• **SHORT TASK**
Exactly repeat the full listing that follows.

• **GIVEN DATA**
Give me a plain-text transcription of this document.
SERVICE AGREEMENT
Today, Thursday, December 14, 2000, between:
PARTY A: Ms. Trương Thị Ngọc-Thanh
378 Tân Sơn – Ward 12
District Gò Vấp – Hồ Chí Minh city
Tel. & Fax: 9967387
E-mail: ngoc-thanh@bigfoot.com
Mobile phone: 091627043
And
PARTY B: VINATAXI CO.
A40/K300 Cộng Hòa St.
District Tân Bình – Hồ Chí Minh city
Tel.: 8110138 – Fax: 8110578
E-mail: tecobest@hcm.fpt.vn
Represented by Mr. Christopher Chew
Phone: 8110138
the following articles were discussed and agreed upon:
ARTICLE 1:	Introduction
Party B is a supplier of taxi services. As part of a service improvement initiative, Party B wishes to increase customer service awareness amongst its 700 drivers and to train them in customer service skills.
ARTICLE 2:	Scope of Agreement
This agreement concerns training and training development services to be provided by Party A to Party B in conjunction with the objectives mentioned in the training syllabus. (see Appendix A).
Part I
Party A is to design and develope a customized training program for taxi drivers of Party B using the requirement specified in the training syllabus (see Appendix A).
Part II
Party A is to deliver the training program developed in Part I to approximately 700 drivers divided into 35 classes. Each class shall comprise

• **COMPLETE OUTPUT**
Give me a plain-text transcription of this document.
SERVICE AGREEMENT
Today, Thursday, December 14, 2000, between:
PARTY A: Ms. Trương Thị Ngọc-Thanh
378 Tân Sơn – Ward 12
District Gò Vấp – Hồ Chí Minh city
Tel. & Fax: 9967387
E-mail: ngoc-thanh@bigfoot.com
Mobile phone: 091627043
And
PARTY B: VINATAXI CO.
A40/K300 Cộng Hòa St.
District Tân Bình – Hồ Chí Minh city
Tel.: 8110138 – Fax: 8110578
E-mail: tecobest@hcm.fpt.vn
Represented by Mr. Christopher Chew
Phone: 8110138
the following articles were discussed and agreed upon:
ARTICLE 1:	Introduction
Party B is a supplier of taxi services. As part of a service improvement initiative, Party B wishes to increase customer service awareness amongst its 700 drivers and to train them in customer service skills.
ARTICLE 2:	Scope of Agreement
This agreement concerns training and training development services to be provided by Party A to Party B in conjunction with the objectives mentioned in the training syllabus. (see Appendix A).
Part I
Party A is to design and develope a customized training program for taxi drivers of Party B using the requirement specified in the training syllabus (see Appendix A).
Part II
Party A is to deliver the training program developed in Part I to approximately 700 drivers divided into 35 classes. Each class shall comprise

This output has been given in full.